===== Available records =====
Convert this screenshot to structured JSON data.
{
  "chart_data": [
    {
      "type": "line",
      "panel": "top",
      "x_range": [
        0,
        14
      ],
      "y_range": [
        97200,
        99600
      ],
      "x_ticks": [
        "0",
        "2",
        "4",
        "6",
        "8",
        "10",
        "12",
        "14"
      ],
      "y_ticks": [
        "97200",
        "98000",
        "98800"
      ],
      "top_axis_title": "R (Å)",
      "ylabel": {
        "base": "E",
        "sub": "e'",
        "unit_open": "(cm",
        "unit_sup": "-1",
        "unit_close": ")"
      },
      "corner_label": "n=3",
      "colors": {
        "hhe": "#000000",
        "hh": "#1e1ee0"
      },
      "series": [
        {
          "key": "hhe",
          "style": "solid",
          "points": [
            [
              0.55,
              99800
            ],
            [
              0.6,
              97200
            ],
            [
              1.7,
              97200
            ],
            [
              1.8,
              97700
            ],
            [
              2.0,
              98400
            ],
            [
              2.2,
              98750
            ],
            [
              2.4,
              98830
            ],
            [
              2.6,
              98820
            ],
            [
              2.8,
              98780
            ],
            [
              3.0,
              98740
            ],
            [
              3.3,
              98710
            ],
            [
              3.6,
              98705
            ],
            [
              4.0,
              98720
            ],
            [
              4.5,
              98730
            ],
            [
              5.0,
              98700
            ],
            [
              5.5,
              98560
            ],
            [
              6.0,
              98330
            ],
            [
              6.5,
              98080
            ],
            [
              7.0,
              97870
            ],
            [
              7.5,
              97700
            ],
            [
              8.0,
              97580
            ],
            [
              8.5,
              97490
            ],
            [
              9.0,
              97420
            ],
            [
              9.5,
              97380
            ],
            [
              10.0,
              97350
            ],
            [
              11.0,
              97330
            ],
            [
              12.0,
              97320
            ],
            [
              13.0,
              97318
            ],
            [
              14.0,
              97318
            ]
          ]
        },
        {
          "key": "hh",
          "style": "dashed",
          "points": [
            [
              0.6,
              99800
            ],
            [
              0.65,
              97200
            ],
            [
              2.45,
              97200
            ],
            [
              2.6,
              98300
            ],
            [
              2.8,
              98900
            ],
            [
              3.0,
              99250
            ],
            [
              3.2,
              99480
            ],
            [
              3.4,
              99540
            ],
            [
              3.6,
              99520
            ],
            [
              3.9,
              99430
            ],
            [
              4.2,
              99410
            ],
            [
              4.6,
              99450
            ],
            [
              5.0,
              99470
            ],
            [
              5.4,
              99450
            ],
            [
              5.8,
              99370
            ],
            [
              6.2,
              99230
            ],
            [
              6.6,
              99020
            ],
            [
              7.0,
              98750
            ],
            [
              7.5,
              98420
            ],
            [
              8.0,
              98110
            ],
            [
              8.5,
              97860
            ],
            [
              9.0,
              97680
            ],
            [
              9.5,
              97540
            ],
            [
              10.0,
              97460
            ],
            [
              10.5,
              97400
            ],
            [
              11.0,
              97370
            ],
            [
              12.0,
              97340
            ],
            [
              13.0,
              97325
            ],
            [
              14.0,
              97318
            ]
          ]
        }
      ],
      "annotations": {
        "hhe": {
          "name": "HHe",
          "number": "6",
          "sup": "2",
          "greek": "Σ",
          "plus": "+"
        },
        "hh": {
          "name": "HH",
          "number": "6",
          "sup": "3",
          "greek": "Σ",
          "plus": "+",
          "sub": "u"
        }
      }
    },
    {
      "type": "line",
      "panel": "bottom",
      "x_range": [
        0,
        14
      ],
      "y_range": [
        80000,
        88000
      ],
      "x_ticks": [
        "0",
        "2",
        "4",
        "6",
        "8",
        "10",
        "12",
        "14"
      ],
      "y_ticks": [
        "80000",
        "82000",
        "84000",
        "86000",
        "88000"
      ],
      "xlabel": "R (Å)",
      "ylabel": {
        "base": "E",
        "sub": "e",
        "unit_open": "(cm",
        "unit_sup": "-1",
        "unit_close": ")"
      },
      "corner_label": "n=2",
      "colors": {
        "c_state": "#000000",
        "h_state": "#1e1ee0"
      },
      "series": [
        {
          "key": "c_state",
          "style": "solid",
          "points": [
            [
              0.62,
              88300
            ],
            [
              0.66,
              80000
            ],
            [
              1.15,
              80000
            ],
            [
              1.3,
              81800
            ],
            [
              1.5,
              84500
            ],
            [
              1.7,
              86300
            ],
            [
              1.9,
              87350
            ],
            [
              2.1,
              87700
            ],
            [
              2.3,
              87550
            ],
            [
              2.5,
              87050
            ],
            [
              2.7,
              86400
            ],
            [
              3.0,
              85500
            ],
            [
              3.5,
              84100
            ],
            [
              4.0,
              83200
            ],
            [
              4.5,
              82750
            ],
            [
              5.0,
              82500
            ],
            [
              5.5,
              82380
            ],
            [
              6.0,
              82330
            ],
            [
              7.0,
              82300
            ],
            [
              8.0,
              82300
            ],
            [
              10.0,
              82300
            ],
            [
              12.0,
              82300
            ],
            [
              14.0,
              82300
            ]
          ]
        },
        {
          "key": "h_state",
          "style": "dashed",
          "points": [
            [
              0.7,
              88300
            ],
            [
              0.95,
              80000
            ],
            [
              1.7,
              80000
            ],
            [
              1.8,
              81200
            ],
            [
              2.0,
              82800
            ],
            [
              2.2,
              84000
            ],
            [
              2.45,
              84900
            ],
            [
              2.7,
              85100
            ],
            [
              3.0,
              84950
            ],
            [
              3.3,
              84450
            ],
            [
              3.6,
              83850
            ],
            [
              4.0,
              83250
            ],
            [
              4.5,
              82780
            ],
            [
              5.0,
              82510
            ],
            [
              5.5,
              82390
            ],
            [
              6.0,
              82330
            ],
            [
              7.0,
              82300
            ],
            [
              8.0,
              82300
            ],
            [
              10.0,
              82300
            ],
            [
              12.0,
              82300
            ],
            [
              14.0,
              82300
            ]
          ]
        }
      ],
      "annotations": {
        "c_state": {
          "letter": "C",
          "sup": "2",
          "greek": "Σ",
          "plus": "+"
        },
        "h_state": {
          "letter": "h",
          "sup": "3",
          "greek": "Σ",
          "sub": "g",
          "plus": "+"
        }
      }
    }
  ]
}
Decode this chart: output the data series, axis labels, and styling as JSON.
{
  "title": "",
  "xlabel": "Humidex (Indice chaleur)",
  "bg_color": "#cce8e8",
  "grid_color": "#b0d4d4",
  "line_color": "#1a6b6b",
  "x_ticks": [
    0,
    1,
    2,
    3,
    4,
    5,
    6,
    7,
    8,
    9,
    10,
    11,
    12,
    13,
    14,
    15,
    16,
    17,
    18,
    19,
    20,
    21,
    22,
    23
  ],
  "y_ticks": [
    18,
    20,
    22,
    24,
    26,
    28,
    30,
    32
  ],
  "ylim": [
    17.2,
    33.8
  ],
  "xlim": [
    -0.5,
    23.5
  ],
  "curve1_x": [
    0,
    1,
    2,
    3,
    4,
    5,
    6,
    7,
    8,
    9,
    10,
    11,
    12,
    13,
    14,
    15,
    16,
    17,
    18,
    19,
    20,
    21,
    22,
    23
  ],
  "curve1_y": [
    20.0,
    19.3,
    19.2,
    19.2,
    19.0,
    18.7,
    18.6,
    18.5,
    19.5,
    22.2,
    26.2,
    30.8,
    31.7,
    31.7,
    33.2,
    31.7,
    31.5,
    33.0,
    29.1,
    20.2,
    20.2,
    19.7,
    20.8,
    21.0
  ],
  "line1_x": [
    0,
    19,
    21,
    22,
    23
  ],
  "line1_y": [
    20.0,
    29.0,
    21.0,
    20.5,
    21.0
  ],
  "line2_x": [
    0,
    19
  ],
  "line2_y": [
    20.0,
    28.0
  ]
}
=====
Using the exact wording, write out all of the records.

Result of the task ::
Convert this screenshot to structured JSON data.
{
  "chart_data": [
    {
      "type": "line",
      "panel": "top",
      "x_range": [
        0,
        14
      ],
      "y_range": [
        97200,
        99600
      ],
      "x_ticks": [
        "0",
        "2",
        "4",
        "6",
        "8",
        "10",
        "12",
        "14"
      ],
      "y_ticks": [
        "97200",
        "98000",
        "98800"
      ],
      "top_axis_title": "R (Å)",
      "ylabel": {
        "base": "E",
        "sub": "e'",
        "unit_open": "(cm",
        "unit_sup": "-1",
        "unit_close": ")"
      },
      "corner_label": "n=3",
      "colors": {
        "hhe": "#000000",
        "hh": "#1e1ee0"
      },
      "series": [
        {
          "key": "hhe",
          "style": "solid",
          "points": [
            [
              0.55,
              99800
            ],
            [
              0.6,
              97200
            ],
            [
              1.7,
              97200
            ],
            [
              1.8,
              97700
            ],
            [
              2.0,
              98400
            ],
            [
              2.2,
              98750
            ],
            [
              2.4,
              98830
            ],
            [
              2.6,
              98820
            ],
            [
              2.8,
              98780
            ],
            [
              3.0,
              98740
            ],
            [
              3.3,
              98710
            ],
            [
              3.6,
              98705
            ],
            [
              4.0,
              98720
            ],
            [
              4.5,
              98730
            ],
            [
              5.0,
              98700
            ],
            [
              5.5,
              98560
            ],
            [
              6.0,
              98330
            ],
            [
              6.5,
              98080
            ],
            [
              7.0,
              97870
            ],
            [
              7.5,
              97700
            ],
            [
              8.0,
              97580
            ],
            [
              8.5,
              97490
            ],
            [
              9.0,
              97420
            ],
            [
              9.5,
              97380
            ],
            [
              10.0,
              97350
            ],
            [
              11.0,
              97330
            ],
            [
              12.0,
              97320
            ],
            [
              13.0,
              97318
            ],
            [
              14.0,
              97318
            ]
          ]
        },
        {
          "key": "hh",
          "style": "dashed",
          "points": [
            [
              0.6,
              99800
            ],
            [
              0.65,
              97200
            ],
            [
              2.45,
              97200
            ],
            [
              2.6,
              98300
            ],
            [
              2.8,
              98900
            ],
            [
              3.0,
              99250
            ],
            [
              3.2,
              99480
            ],
            [
              3.4,
              99540
            ],
            [
              3.6,
              99520
            ],
            [
              3.9,
              99430
            ],
            [
              4.2,
              99410
            ],
            [
              4.6,
              99450
            ],
            [
              5.0,
              99470
            ],
            [
              5.4,
              99450
            ],
            [
              5.8,
              99370
            ],
            [
              6.2,
              99230
            ],
            [
              6.6,
              99020
            ],
            [
              7.0,
              98750
            ],
            [
              7.5,
              98420
            ],
            [
              8.0,
              98110
            ],
            [
              8.5,
              97860
            ],
            [
              9.0,
              97680
            ],
            [
              9.5,
              97540
            ],
            [
              10.0,
              97460
            ],
            [
              10.5,
              97400
            ],
            [
              11.0,
              97370
            ],
            [
              12.0,
              97340
            ],
            [
              13.0,
              97325
            ],
            [
              14.0,
              97318
            ]
          ]
        }
      ],
      "annotations": {
        "hhe": {
          "name": "HHe",
          "number": "6",
          "sup": "2",
          "greek": "Σ",
          "plus": "+"
        },
        "hh": {
          "name": "HH",
          "number": "6",
          "sup": "3",
          "greek": "Σ",
          "plus": "+",
          "sub": "u"
        }
      }
    },
    {
      "type": "line",
      "panel": "bottom",
      "x_range": [
        0,
        14
      ],
      "y_range": [
        80000,
        88000
      ],
      "x_ticks": [
        "0",
        "2",
        "4",
        "6",
        "8",
        "10",
        "12",
        "14"
      ],
      "y_ticks": [
        "80000",
        "82000",
        "84000",
        "86000",
        "88000"
      ],
      "xlabel": "R (Å)",
      "ylabel": {
        "base": "E",
        "sub": "e",
        "unit_open": "(cm",
        "unit_sup": "-1",
        "unit_close": ")"
      },
      "corner_label": "n=2",
      "colors": {
        "c_state": "#000000",
        "h_state": "#1e1ee0"
      },
      "series": [
        {
          "key": "c_state",
          "style": "solid",
          "points": [
            [
              0.62,
              88300
            ],
            [
              0.66,
              80000
            ],
            [
              1.15,
              80000
            ],
            [
              1.3,
              81800
            ],
            [
              1.5,
              84500
            ],
            [
              1.7,
              86300
            ],
            [
              1.9,
              87350
            ],
            [
              2.1,
              87700
            ],
            [
              2.3,
              87550
            ],
            [
              2.5,
              87050
            ],
            [
              2.7,
              86400
            ],
            [
              3.0,
              85500
            ],
            [
              3.5,
              84100
            ],
            [
              4.0,
              83200
            ],
            [
              4.5,
              82750
            ],
            [
              5.0,
              82500
            ],
            [
              5.5,
              82380
            ],
            [
              6.0,
              82330
            ],
            [
              7.0,
              82300
            ],
            [
              8.0,
              82300
            ],
            [
              10.0,
              82300
            ],
            [
              12.0,
              82300
            ],
            [
              14.0,
              82300
            ]
          ]
        },
        {
          "key": "h_state",
          "style": "dashed",
          "points": [
            [
              0.7,
              88300
            ],
            [
              0.95,
              80000
            ],
            [
              1.7,
              80000
            ],
            [
              1.8,
              81200
            ],
            [
              2.0,
              82800
            ],
            [
              2.2,
              84000
            ],
            [
              2.45,
              84900
            ],
            [
              2.7,
              85100
            ],
            [
              3.0,
              84950
            ],
            [
              3.3,
              84450
            ],
            [
              3.6,
              83850
            ],
            [
              4.0,
              83250
            ],
            [
              4.5,
              82780
            ],
            [
              5.0,
              82510
            ],
            [
              5.5,
              82390
            ],
            [
              6.0,
              82330
            ],
            [
              7.0,
              82300
            ],
            [
              8.0,
              82300
            ],
            [
              10.0,
              82300
            ],
            [
              12.0,
              82300
            ],
            [
              14.0,
              82300
            ]
          ]
        }
      ],
      "annotations": {
        "c_state": {
          "letter": "C",
          "sup": "2",
          "greek": "Σ",
          "plus": "+"
        },
        "h_state": {
          "letter": "h",
          "sup": "3",
          "greek": "Σ",
          "sub": "g",
          "plus": "+"
        }
      }
    }
  ]
}
Decode this chart: output the data series, axis labels, and styling as JSON.
{
  "title": "",
  "xlabel": "Humidex (Indice chaleur)",
  "bg_color": "#cce8e8",
  "grid_color": "#b0d4d4",
  "line_color": "#1a6b6b",
  "x_ticks": [
    0,
    1,
    2,
    3,
    4,
    5,
    6,
    7,
    8,
    9,
    10,
    11,
    12,
    13,
    14,
    15,
    16,
    17,
    18,
    19,
    20,
    21,
    22,
    23
  ],
  "y_ticks": [
    18,
    20,
    22,
    24,
    26,
    28,
    30,
    32
  ],
  "ylim": [
    17.2,
    33.8
  ],
  "xlim": [
    -0.5,
    23.5
  ],
  "curve1_x": [
    0,
    1,
    2,
    3,
    4,
    5,
    6,
    7,
    8,
    9,
    10,
    11,
    12,
    13,
    14,
    15,
    16,
    17,
    18,
    19,
    20,
    21,
    22,
    23
  ],
  "curve1_y": [
    20.0,
    19.3,
    19.2,
    19.2,
    19.0,
    18.7,
    18.6,
    18.5,
    19.5,
    22.2,
    26.2,
    30.8,
    31.7,
    31.7,
    33.2,
    31.7,
    31.5,
    33.0,
    29.1,
    20.2,
    20.2,
    19.7,
    20.8,
    21.0
  ],
  "line1_x": [
    0,
    19,
    21,
    22,
    23
  ],
  "line1_y": [
    20.0,
    29.0,
    21.0,
    20.5,
    21.0
  ],
  "line2_x": [
    0,
    19
  ],
  "line2_y": [
    20.0,
    28.0
  ]
}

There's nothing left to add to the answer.